··· Material shown

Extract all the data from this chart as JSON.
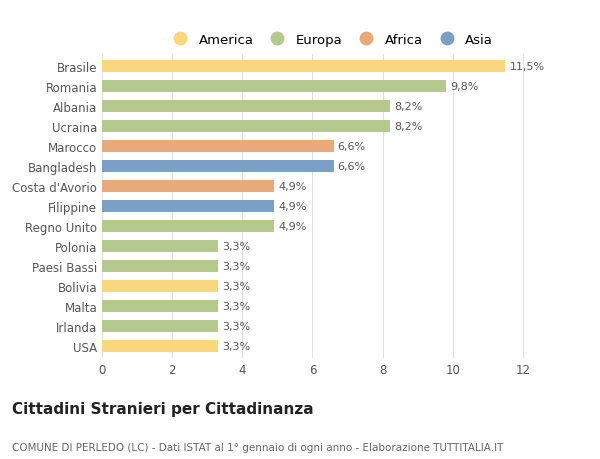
{
  "categories": [
    "Brasile",
    "Romania",
    "Albania",
    "Ucraina",
    "Marocco",
    "Bangladesh",
    "Costa d'Avorio",
    "Filippine",
    "Regno Unito",
    "Polonia",
    "Paesi Bassi",
    "Bolivia",
    "Malta",
    "Irlanda",
    "USA"
  ],
  "values": [
    11.5,
    9.8,
    8.2,
    8.2,
    6.6,
    6.6,
    4.9,
    4.9,
    4.9,
    3.3,
    3.3,
    3.3,
    3.3,
    3.3,
    3.3
  ],
  "labels": [
    "11,5%",
    "9,8%",
    "8,2%",
    "8,2%",
    "6,6%",
    "6,6%",
    "4,9%",
    "4,9%",
    "4,9%",
    "3,3%",
    "3,3%",
    "3,3%",
    "3,3%",
    "3,3%",
    "3,3%"
  ],
  "continents": [
    "America",
    "Europa",
    "Europa",
    "Europa",
    "Africa",
    "Asia",
    "Africa",
    "Asia",
    "Europa",
    "Europa",
    "Europa",
    "America",
    "Europa",
    "Europa",
    "America"
  ],
  "colors": {
    "America": "#F9D77E",
    "Europa": "#B5C98E",
    "Africa": "#E8AA7A",
    "Asia": "#7B9FC7"
  },
  "legend_order": [
    "America",
    "Europa",
    "Africa",
    "Asia"
  ],
  "xlim": [
    0,
    13
  ],
  "xticks": [
    0,
    2,
    4,
    6,
    8,
    10,
    12
  ],
  "title": "Cittadini Stranieri per Cittadinanza",
  "subtitle": "COMUNE DI PERLEDO (LC) - Dati ISTAT al 1° gennaio di ogni anno - Elaborazione TUTTITALIA.IT",
  "bg_color": "#FFFFFF",
  "grid_color": "#E0E0E0",
  "bar_height": 0.6,
  "label_fontsize": 8,
  "tick_fontsize": 8.5,
  "title_fontsize": 11,
  "subtitle_fontsize": 7.5
}
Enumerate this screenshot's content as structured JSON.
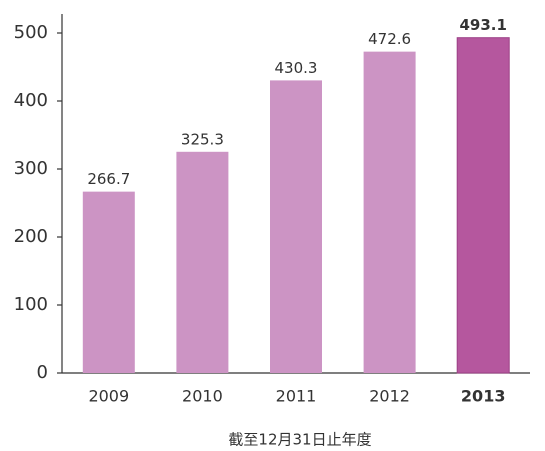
{
  "chart_data": {
    "type": "bar",
    "x_label": "截至12月31日止年度",
    "categories": [
      "2009",
      "2010",
      "2011",
      "2012",
      "2013"
    ],
    "values": [
      266.7,
      325.3,
      430.3,
      472.6,
      493.1
    ],
    "colors": [
      "#cc94c4",
      "#cc94c4",
      "#cc94c4",
      "#cc94c4",
      "#b5579e"
    ],
    "ylim": [
      0,
      500
    ],
    "yticks": [
      0,
      100,
      200,
      300,
      400,
      500
    ],
    "grid": false
  }
}
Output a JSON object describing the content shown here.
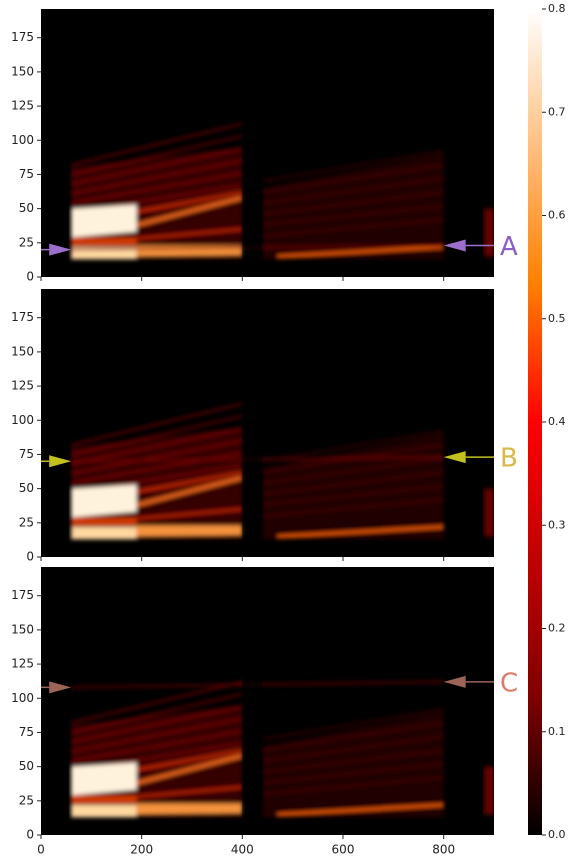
{
  "chart_data": [
    {
      "type": "heatmap",
      "xlim": [
        0,
        900
      ],
      "xticks": [
        0,
        200,
        400,
        600,
        800
      ],
      "show_xtick_labels": false,
      "ylim": [
        0,
        196
      ],
      "yticks": [
        0,
        25,
        50,
        75,
        100,
        125,
        150,
        175
      ],
      "annotation": {
        "text": "A",
        "arrow_color": "#9b6fcb",
        "text_color": "#8a5fc8",
        "points": [
          [
            60,
            20
          ],
          [
            800,
            23
          ]
        ]
      }
    },
    {
      "type": "heatmap",
      "xlim": [
        0,
        900
      ],
      "xticks": [
        0,
        200,
        400,
        600,
        800
      ],
      "show_xtick_labels": false,
      "ylim": [
        0,
        196
      ],
      "yticks": [
        0,
        25,
        50,
        75,
        100,
        125,
        150,
        175
      ],
      "annotation": {
        "text": "B",
        "arrow_color": "#c4c020",
        "text_color": "#d8b848",
        "points": [
          [
            60,
            70
          ],
          [
            800,
            73
          ]
        ]
      }
    },
    {
      "type": "heatmap",
      "xlim": [
        0,
        900
      ],
      "xticks": [
        0,
        200,
        400,
        600,
        800
      ],
      "show_xtick_labels": true,
      "ylim": [
        0,
        196
      ],
      "yticks": [
        0,
        25,
        50,
        75,
        100,
        125,
        150,
        175
      ],
      "annotation": {
        "text": "C",
        "arrow_color": "#9c6556",
        "text_color": "#e07a6a",
        "points": [
          [
            60,
            108
          ],
          [
            800,
            112
          ]
        ]
      }
    },
    {
      "type": "colorbar",
      "clim": [
        0,
        0.8
      ],
      "ticks": [
        {
          "value": 0,
          "label": "0.0"
        },
        0.1,
        0.2,
        0.3,
        0.4,
        0.5,
        0.6,
        0.7,
        0.8
      ],
      "colormap": [
        "#000000",
        "#800000",
        "#c00000",
        "#ff0000",
        "#ff8000",
        "#ffbf80",
        "#ffffff"
      ]
    }
  ]
}
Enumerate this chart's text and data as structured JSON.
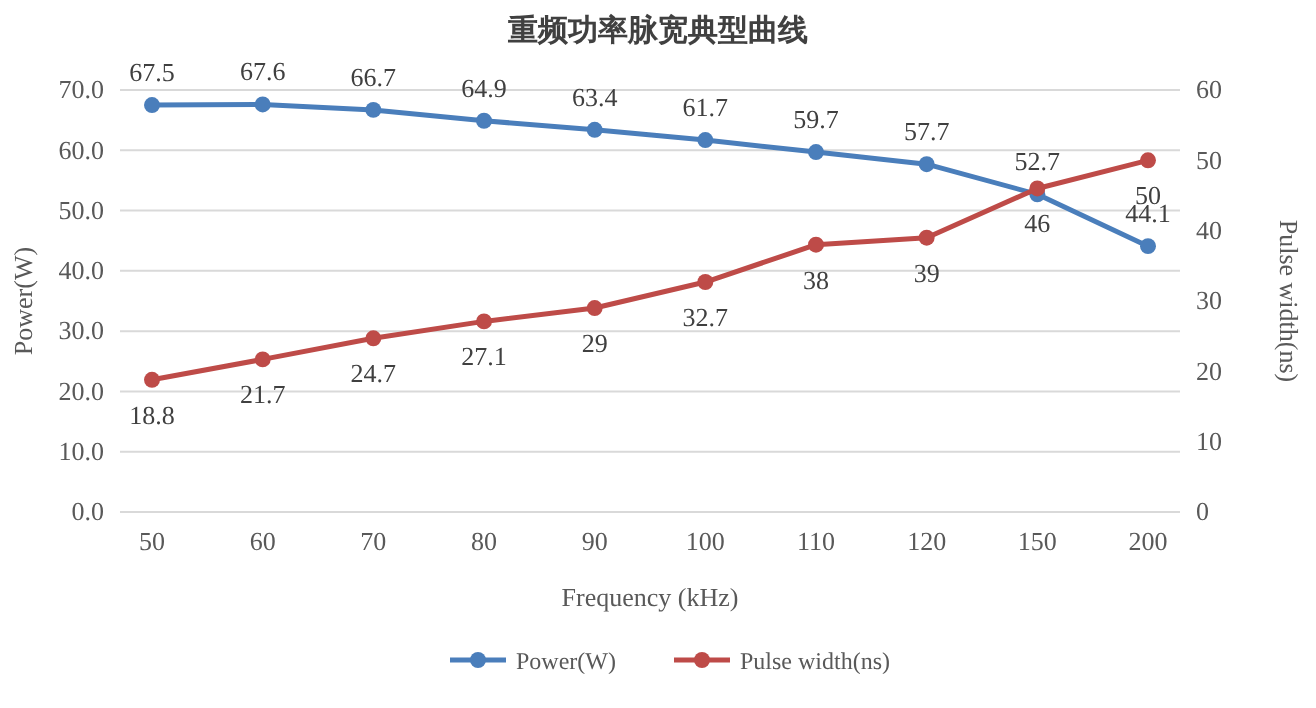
{
  "chart_data": {
    "type": "line",
    "title": "重频功率脉宽典型曲线",
    "xlabel": "Frequency (kHz)",
    "ylabel": "Power(W)",
    "y2label": "Pulse width(ns)",
    "categories": [
      "50",
      "60",
      "70",
      "80",
      "90",
      "100",
      "110",
      "120",
      "150",
      "200"
    ],
    "series": [
      {
        "name": "Power(W)",
        "color": "#4a7ebb",
        "values": [
          67.5,
          67.6,
          66.7,
          64.9,
          63.4,
          61.7,
          59.7,
          57.7,
          52.7,
          44.1
        ]
      },
      {
        "name": "Pulse width(ns)",
        "color": "#be4b48",
        "axis": "y2",
        "values": [
          18.8,
          21.7,
          24.7,
          27.1,
          29,
          32.7,
          38,
          39,
          46,
          50
        ]
      }
    ],
    "ylim": [
      0,
      70
    ],
    "yticks": [
      {
        "value": 0,
        "label": "0.0"
      },
      {
        "value": 10,
        "label": "10.0"
      },
      {
        "value": 20,
        "label": "20.0"
      },
      {
        "value": 30,
        "label": "30.0"
      },
      {
        "value": 40,
        "label": "40.0"
      },
      {
        "value": 50,
        "label": "50.0"
      },
      {
        "value": 60,
        "label": "60.0"
      },
      {
        "value": 70,
        "label": "70.0"
      }
    ],
    "y2lim": [
      0,
      60
    ],
    "y2ticks": [
      0,
      10,
      20,
      30,
      40,
      50,
      60
    ],
    "grid": "y",
    "legend": "bottom",
    "marker": "circle",
    "line_style": "solid",
    "data_labels": true
  }
}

······

▸ **What you need to do**: What is needed is an exact reproduction of the data, pictures excluded.

▸ **Completed exercise**:
Extract all the data from this chart as JSON.
{
  "categories": [
    "Brasile",
    "Romania",
    "Albania",
    "Ucraina",
    "Marocco",
    "Bangladesh",
    "Costa d'Avorio",
    "Filippine",
    "Regno Unito",
    "Polonia",
    "Paesi Bassi",
    "Bolivia",
    "Malta",
    "Irlanda",
    "USA"
  ],
  "values": [
    11.5,
    9.8,
    8.2,
    8.2,
    6.6,
    6.6,
    4.9,
    4.9,
    4.9,
    3.3,
    3.3,
    3.3,
    3.3,
    3.3,
    3.3
  ],
  "labels": [
    "11,5%",
    "9,8%",
    "8,2%",
    "8,2%",
    "6,6%",
    "6,6%",
    "4,9%",
    "4,9%",
    "4,9%",
    "3,3%",
    "3,3%",
    "3,3%",
    "3,3%",
    "3,3%",
    "3,3%"
  ],
  "continents": [
    "America",
    "Europa",
    "Europa",
    "Europa",
    "Africa",
    "Asia",
    "Africa",
    "Asia",
    "Europa",
    "Europa",
    "Europa",
    "America",
    "Europa",
    "Europa",
    "America"
  ],
  "colors": {
    "America": "#F9D77E",
    "Europa": "#B5C98E",
    "Africa": "#E8AA7A",
    "Asia": "#7B9FC7"
  },
  "legend_order": [
    "America",
    "Europa",
    "Africa",
    "Asia"
  ],
  "xlim": [
    0,
    13
  ],
  "xticks": [
    0,
    2,
    4,
    6,
    8,
    10,
    12
  ],
  "title": "Cittadini Stranieri per Cittadinanza",
  "subtitle": "COMUNE DI PERLEDO (LC) - Dati ISTAT al 1° gennaio di ogni anno - Elaborazione TUTTITALIA.IT",
  "bg_color": "#FFFFFF",
  "grid_color": "#E0E0E0",
  "bar_height": 0.6,
  "label_fontsize": 8,
  "tick_fontsize": 8.5,
  "title_fontsize": 11,
  "subtitle_fontsize": 7.5
}
Enumerate this screenshot's content as structured JSON.
{
  "chart_data": {
    "type": "bar",
    "x_label": "截至12月31日止年度",
    "categories": [
      "2009",
      "2010",
      "2011",
      "2012",
      "2013"
    ],
    "values": [
      266.7,
      325.3,
      430.3,
      472.6,
      493.1
    ],
    "colors": [
      "#cc94c4",
      "#cc94c4",
      "#cc94c4",
      "#cc94c4",
      "#b5579e"
    ],
    "ylim": [
      0,
      500
    ],
    "yticks": [
      0,
      100,
      200,
      300,
      400,
      500
    ],
    "grid": false
  }
}
Output a JSON object describing the content shown here.
{
  "chart_data": [
    {
      "type": "heatmap",
      "xlim": [
        0,
        900
      ],
      "xticks": [
        0,
        200,
        400,
        600,
        800
      ],
      "show_xtick_labels": false,
      "ylim": [
        0,
        196
      ],
      "yticks": [
        0,
        25,
        50,
        75,
        100,
        125,
        150,
        175
      ],
      "annotation": {
        "text": "A",
        "arrow_color": "#9b6fcb",
        "text_color": "#8a5fc8",
        "points": [
          [
            60,
            20
          ],
          [
            800,
            23
          ]
        ]
      }
    },
    {
      "type": "heatmap",
      "xlim": [
        0,
        900
      ],
      "xticks": [
        0,
        200,
        400,
        600,
        800
      ],
      "show_xtick_labels": false,
      "ylim": [
        0,
        196
      ],
      "yticks": [
        0,
        25,
        50,
        75,
        100,
        125,
        150,
        175
      ],
      "annotation": {
        "text": "B",
        "arrow_color": "#c4c020",
        "text_color": "#d8b848",
        "points": [
          [
            60,
            70
          ],
          [
            800,
            73
          ]
        ]
      }
    },
    {
      "type": "heatmap",
      "xlim": [
        0,
        900
      ],
      "xticks": [
        0,
        200,
        400,
        600,
        800
      ],
      "show_xtick_labels": true,
      "ylim": [
        0,
        196
      ],
      "yticks": [
        0,
        25,
        50,
        75,
        100,
        125,
        150,
        175
      ],
      "annotation": {
        "text": "C",
        "arrow_color": "#9c6556",
        "text_color": "#e07a6a",
        "points": [
          [
            60,
            108
          ],
          [
            800,
            112
          ]
        ]
      }
    },
    {
      "type": "colorbar",
      "clim": [
        0,
        0.8
      ],
      "ticks": [
        {
          "value": 0,
          "label": "0.0"
        },
        0.1,
        0.2,
        0.3,
        0.4,
        0.5,
        0.6,
        0.7,
        0.8
      ],
      "colormap": [
        "#000000",
        "#800000",
        "#c00000",
        "#ff0000",
        "#ff8000",
        "#ffbf80",
        "#ffffff"
      ]
    }
  ]
}
Enumerate this chart's text and data as structured JSON.
{
  "chart_data": {
    "type": "line",
    "title": "重频功率脉宽典型曲线",
    "xlabel": "Frequency (kHz)",
    "ylabel": "Power(W)",
    "y2label": "Pulse width(ns)",
    "categories": [
      "50",
      "60",
      "70",
      "80",
      "90",
      "100",
      "110",
      "120",
      "150",
      "200"
    ],
    "series": [
      {
        "name": "Power(W)",
        "color": "#4a7ebb",
        "values": [
          67.5,
          67.6,
          66.7,
          64.9,
          63.4,
          61.7,
          59.7,
          57.7,
          52.7,
          44.1
        ]
      },
      {
        "name": "Pulse width(ns)",
        "color": "#be4b48",
        "axis": "y2",
        "values": [
          18.8,
          21.7,
          24.7,
          27.1,
          29,
          32.7,
          38,
          39,
          46,
          50
        ]
      }
    ],
    "ylim": [
      0,
      70
    ],
    "yticks": [
      {
        "value": 0,
        "label": "0.0"
      },
      {
        "value": 10,
        "label": "10.0"
      },
      {
        "value": 20,
        "label": "20.0"
      },
      {
        "value": 30,
        "label": "30.0"
      },
      {
        "value": 40,
        "label": "40.0"
      },
      {
        "value": 50,
        "label": "50.0"
      },
      {
        "value": 60,
        "label": "60.0"
      },
      {
        "value": 70,
        "label": "70.0"
      }
    ],
    "y2lim": [
      0,
      60
    ],
    "y2ticks": [
      0,
      10,
      20,
      30,
      40,
      50,
      60
    ],
    "grid": "y",
    "legend": "bottom",
    "marker": "circle",
    "line_style": "solid",
    "data_labels": true
  }
}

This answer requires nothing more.